> **Given passage**:
Figure 3. Speed distribution.

VISSIM also has a feature termed “reduced speed areas”, which is used to create temporary or localized congestion (e.g., a traffic incident). Three links are randomly chosen to introduce congestion as shown in Table 3. A simulation step size of 0.1s and a simulation period of 2 h are adopted. After every 100 simulation steps, the state of every vehicle in the network is sampled (and stored for further analysis) by using VISSIM COM. The state of a vehicle includes the link on which a vehicle is located, position on that link, lane occupancy, instantaneous speed, acceleration, and vehicle type.

Table 3

Table 3. Congested links.

The desired speed distribution within the congestion zone is as shown in Figure 4.

Figure 4

Figure 4. Speed distribution within the congestion zone.

3.2 Ground-truth link costs from simulation

To reliably measure ground-truth dynamic links costs we need to keep track of the spatial and temporal variation of link costs (travel times). The state of all the vehicles in the network is extracted from VISSIM after every 100 simulation steps. Every link between nodes i and j is considered to be composed of $n$ segments (need not be of equal length) as shown in Figure 5. The length of the $k$ -th segment of link $i j$ is $l_{k, i, j}$ and total length of the link is $L_{i j}$ .

Figure 5

Figure 5. Segmentation of a link $i j$

The space mean speed of the segment $k$ at a time step $t (S M S_{k, i j}^{t})$ can be computed from the extracted states. The cost of traveling on link $i j$ at a time step $t$ is then computed as in Equation 3:

C_{i j}^{t} = \underset{\forall k}{\sum w_{k, i j} \times S M S_{k, i j \forall i j, t}^{t}} (3)

where, $w_{k, i j} = \frac{l_{k, i j}}{L_{i j}}$ is the weight for segment $k$ . Desired speed is considered as the space mean speed of a segment not hosting any vehicle.

> **Entries**:
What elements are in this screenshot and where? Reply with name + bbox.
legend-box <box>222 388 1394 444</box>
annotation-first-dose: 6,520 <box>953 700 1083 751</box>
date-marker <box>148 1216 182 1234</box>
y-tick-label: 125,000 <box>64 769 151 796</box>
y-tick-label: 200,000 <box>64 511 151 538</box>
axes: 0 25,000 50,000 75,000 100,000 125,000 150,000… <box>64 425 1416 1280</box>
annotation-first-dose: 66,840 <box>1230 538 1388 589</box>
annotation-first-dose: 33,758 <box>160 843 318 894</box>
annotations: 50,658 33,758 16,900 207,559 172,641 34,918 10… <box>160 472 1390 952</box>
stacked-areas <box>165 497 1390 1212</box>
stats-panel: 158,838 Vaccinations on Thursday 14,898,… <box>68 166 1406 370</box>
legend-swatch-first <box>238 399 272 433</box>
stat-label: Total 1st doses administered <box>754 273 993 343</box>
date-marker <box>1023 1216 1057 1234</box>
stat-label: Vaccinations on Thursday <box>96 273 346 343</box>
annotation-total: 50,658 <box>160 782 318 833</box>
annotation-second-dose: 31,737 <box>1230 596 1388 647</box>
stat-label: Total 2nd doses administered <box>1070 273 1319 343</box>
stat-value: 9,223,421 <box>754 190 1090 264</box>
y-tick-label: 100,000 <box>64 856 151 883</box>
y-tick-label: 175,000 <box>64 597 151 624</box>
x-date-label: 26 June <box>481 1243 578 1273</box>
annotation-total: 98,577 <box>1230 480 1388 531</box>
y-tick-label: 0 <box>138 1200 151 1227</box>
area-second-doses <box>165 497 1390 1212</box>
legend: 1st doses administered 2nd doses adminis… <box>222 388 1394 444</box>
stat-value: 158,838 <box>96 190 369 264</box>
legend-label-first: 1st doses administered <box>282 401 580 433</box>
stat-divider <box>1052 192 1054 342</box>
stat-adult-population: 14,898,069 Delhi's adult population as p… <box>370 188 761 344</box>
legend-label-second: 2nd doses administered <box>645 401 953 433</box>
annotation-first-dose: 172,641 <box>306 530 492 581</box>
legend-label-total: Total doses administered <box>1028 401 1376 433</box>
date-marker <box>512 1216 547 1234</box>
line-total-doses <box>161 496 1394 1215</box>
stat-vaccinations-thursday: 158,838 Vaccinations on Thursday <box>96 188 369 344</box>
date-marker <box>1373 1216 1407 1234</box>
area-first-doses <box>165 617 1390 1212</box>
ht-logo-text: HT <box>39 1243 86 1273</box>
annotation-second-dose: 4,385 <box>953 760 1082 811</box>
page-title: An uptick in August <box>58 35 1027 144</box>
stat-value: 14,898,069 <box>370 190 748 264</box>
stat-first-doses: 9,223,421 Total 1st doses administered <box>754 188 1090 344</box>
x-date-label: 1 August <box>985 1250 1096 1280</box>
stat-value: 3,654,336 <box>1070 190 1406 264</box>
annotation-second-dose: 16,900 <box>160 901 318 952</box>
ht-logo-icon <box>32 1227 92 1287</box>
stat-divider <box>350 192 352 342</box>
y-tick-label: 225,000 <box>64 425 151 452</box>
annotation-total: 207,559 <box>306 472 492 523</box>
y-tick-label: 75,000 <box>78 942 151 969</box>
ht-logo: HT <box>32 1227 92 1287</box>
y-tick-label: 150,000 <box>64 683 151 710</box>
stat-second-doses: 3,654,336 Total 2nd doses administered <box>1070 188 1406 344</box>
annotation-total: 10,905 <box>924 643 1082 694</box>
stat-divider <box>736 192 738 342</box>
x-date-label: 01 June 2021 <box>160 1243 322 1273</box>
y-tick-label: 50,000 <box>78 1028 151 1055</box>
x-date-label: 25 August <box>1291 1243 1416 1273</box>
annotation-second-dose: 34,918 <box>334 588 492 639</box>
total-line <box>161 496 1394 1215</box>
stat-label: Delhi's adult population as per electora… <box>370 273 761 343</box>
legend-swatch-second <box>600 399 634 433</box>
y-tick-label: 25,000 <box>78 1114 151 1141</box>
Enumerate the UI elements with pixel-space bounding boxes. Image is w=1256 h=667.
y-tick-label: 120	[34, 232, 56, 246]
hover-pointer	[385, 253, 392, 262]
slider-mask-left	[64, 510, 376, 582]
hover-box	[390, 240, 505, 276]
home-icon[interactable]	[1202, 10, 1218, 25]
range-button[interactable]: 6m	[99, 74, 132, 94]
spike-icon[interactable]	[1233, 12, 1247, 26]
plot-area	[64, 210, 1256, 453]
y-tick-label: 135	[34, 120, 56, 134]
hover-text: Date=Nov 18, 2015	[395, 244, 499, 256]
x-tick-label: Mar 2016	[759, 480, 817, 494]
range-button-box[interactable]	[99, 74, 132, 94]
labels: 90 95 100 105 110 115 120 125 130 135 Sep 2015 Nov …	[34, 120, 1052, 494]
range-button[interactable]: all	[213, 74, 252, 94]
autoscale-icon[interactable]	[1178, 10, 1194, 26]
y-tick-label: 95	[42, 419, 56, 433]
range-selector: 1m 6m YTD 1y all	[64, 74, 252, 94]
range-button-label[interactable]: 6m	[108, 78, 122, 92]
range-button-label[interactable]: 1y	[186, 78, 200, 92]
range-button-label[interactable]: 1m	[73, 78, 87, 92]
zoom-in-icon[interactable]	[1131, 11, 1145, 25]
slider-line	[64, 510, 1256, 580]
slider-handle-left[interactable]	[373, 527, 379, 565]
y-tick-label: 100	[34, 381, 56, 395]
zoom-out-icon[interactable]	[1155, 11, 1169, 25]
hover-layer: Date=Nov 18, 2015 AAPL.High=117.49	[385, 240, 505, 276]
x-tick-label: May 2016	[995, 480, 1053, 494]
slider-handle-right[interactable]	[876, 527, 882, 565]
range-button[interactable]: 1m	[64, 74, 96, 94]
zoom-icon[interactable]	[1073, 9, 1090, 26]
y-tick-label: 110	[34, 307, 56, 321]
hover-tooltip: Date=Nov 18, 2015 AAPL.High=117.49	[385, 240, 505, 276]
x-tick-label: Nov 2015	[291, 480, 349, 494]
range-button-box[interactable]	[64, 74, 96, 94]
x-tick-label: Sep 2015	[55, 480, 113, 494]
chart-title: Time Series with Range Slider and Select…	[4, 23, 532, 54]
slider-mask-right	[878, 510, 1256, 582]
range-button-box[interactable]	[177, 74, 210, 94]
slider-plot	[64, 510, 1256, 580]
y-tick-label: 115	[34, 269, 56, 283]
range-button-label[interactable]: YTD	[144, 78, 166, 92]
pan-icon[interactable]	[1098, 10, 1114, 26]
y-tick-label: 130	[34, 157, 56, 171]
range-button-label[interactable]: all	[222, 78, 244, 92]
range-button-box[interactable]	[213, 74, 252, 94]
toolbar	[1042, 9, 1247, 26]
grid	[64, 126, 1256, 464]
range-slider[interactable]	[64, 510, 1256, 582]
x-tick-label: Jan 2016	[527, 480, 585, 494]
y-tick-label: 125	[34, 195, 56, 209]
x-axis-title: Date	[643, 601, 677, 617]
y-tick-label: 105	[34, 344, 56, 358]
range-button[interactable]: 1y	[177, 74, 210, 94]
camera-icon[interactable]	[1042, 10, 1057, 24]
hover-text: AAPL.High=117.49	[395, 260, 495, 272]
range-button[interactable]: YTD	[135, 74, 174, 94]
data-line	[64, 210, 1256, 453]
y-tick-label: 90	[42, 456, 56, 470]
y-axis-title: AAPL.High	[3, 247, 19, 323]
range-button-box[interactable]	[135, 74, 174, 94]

> **Complete the following**:
a) Rewrite the paragraph of the simulation passage beginning "VISSIM also has a feature" as a short bulleted list that keeps its main facts.
b) In the listing, start at its first line and stop after the line containing "axes: 0 25,000". Edit those lines so that "y-tick-label" becomes "y-axis-label" wherever it occurs, leaving everything else unchanged.
The simulation passage and the listing are independent of each other.

> **Per-task outputs**:
a)
- VISSIM's "reduced speed areas" feature creates temporary or localized congestion, such as a traffic incident.
- Congestion is introduced on three randomly chosen links (Table 3).
- The simulation runs with a 0.1 s step size over a 2 h period.
- After every 100 simulation steps, the state of every vehicle is sampled and stored via VISSIM COM.
- A vehicle's state includes its link, position on that link, lane occupancy, instantaneous speed, acceleration, and vehicle type.

b)
What elements are in this screenshot and where? Reply with name + bbox.
legend-box <box>222 388 1394 444</box>
annotation-first-dose: 6,520 <box>953 700 1083 751</box>
date-marker <box>148 1216 182 1234</box>
y-axis-label: 125,000 <box>64 769 151 796</box>
y-axis-label: 200,000 <box>64 511 151 538</box>
axes: 0 25,000 50,000 75,000 100,000 125,000 150,000… <box>64 425 1416 1280</box>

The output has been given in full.